* TASK BRIEF
List every stamp denomination named in the text below about the distribution of Mexico's first stamp issue.

DOCUMENT EXTRACT section start

Prior to August 29, 1856, stamps were only issued in Mexico City. Three consignments to Mexico City were made before eight other districts received their first consignments on August 29. On August 30 another 28 districts followed. One of the implications is that a first day cover from August 1, 1856 could only come from Mexico City. However, you could also consider any cover cancelled on the first day of stamp availability in any one of the districts a first day cover. However, the exact date of availability is often not known.

The stamps were distributed to 59 districts and sub-offices in a total of 893 consignments between August 1, 1856 and April 17, 1861. Mexico City received the last five consignments between April 5 and 17. All other districts received their last consignment of the first issue stamps on or before April 5, 1861.

These consignments were made at quite regular intervals, and it is interesting to note that they were done at a rate of almost 4 per week in the period of validity.

Most stamps were of course used in the largest district, Mexico City. Approximately 13% of the ½ real, 16% of the 1 real, 26% of the 2 reales, 29% of the 4 reales and 24% of the 8 reales were used in Mexico City.

A summary of the quantities sent in all the consignments until April 17, 1861, from Samuel Chapman:

Year ½ real 1 real 2 reales 4 reales 8 reales
1856 384720 372890 157500 32220 36300
1857 86359 471280 813930 43031 15943
1858 83160 329060 402830 39060 22860
1859 35656 137427 139770 19864 11997
1860 20760 57800 67450 13140 8760
1861 214918 55818 48293 9874 4924
Total sent 825573 1424275 1629773 157189 100784
Returned -57213 -20892 -13438 -4542 -6324
Total issued 768360 1403383 1616335 152647 94460

Most catalogs use the number sent to the districts as the number issued. I have chosen to subtract the stamps returned for destruction to come up with a number, which more closely reflect how many stamps could have been used, and therefore be the basis for the availability of the stamps today.

It is clear to see that the ½ real was distributed mainly in 1856, before the rate change, and in 1861, when supplies were used to avoid printing more 1 and 2 reales stamps, just before the stamps were replaced by the 1861 issue on colored paper.

A practice, which affected the numbers above to some extent, was the bi-, quadric and octo-section of some of the values, to make up for the lack of lower value stamps. In Zacatecas this practice resulted in the 8 reales stamp being very rare, whereas fractions of a stamp are relatively common. This practice was not officially sanctioned, so the use of split stamps constitutes illegal usage.

DOCUMENT EXTRACT section end
INFORMATION SHOWN section start

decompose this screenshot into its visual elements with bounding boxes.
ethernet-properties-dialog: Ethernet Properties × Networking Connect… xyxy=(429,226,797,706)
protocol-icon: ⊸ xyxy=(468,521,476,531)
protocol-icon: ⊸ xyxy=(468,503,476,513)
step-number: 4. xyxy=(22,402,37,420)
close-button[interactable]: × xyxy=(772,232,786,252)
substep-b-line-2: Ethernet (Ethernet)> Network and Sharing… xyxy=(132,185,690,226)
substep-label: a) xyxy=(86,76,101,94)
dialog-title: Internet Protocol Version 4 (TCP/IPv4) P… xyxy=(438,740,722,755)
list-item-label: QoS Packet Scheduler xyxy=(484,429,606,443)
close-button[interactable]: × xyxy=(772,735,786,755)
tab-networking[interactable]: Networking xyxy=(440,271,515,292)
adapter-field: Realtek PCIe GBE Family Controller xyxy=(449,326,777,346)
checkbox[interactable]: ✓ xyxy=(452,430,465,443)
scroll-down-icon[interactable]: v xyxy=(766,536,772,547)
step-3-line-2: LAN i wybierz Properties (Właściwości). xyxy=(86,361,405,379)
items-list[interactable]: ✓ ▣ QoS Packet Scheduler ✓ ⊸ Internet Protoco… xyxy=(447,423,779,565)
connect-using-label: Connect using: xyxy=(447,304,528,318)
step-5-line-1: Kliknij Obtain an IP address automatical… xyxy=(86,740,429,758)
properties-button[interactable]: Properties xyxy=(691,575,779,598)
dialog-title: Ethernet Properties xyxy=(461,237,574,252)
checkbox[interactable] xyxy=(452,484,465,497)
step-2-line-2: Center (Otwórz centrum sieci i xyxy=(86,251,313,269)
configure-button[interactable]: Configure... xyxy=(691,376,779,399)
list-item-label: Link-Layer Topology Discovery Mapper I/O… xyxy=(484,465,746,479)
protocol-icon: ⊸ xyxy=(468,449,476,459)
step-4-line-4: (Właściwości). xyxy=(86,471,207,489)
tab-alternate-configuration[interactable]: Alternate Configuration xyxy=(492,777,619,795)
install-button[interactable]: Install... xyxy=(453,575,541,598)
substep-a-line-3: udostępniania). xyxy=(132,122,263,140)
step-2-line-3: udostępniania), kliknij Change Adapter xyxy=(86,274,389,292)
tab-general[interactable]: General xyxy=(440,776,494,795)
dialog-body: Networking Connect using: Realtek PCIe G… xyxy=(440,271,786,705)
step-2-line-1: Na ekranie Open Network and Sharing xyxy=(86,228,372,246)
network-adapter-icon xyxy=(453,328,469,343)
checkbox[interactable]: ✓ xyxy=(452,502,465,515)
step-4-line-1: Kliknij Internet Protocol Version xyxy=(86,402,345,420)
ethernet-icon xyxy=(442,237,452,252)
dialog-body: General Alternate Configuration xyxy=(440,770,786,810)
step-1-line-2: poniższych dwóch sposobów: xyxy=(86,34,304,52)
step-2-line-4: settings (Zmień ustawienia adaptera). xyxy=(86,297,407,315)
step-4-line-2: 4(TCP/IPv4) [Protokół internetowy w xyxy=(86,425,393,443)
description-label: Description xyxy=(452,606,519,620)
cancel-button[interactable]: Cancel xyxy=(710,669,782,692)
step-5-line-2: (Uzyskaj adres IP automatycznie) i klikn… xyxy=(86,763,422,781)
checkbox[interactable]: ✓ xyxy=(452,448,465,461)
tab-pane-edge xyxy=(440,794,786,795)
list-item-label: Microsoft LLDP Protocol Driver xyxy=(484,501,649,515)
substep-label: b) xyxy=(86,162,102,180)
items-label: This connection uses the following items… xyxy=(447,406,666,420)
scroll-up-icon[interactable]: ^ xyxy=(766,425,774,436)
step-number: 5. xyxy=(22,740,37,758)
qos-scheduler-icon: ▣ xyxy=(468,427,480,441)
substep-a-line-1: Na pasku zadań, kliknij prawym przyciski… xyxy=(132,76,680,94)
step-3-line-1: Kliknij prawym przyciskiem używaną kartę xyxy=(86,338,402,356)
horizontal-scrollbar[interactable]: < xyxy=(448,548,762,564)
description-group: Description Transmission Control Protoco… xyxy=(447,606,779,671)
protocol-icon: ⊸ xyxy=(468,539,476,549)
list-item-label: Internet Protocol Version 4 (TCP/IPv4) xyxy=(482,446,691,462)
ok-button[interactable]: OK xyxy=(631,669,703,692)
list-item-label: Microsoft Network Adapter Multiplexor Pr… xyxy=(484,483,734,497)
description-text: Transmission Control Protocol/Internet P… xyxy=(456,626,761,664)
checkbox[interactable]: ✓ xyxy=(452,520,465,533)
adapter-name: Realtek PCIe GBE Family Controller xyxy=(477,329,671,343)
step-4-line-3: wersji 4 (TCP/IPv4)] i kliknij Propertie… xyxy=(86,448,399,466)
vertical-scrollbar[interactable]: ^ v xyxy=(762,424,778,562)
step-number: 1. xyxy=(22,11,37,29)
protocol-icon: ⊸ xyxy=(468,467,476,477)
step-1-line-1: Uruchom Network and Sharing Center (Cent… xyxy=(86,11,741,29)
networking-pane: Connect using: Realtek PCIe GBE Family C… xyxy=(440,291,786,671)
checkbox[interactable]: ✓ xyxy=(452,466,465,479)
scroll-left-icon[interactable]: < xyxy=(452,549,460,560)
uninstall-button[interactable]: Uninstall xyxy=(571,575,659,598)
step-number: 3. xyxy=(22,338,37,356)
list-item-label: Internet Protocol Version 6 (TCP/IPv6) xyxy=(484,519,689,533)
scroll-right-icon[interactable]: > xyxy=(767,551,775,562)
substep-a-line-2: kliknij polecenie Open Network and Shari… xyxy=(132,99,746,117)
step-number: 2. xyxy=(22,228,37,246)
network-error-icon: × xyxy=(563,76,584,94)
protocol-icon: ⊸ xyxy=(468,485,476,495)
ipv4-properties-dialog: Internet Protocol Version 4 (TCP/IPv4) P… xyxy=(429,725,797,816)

INFORMATION SHOWN section end

* TASK SOLUTION
½ real, 1 real, 2 reales, 4 reales, 8 reales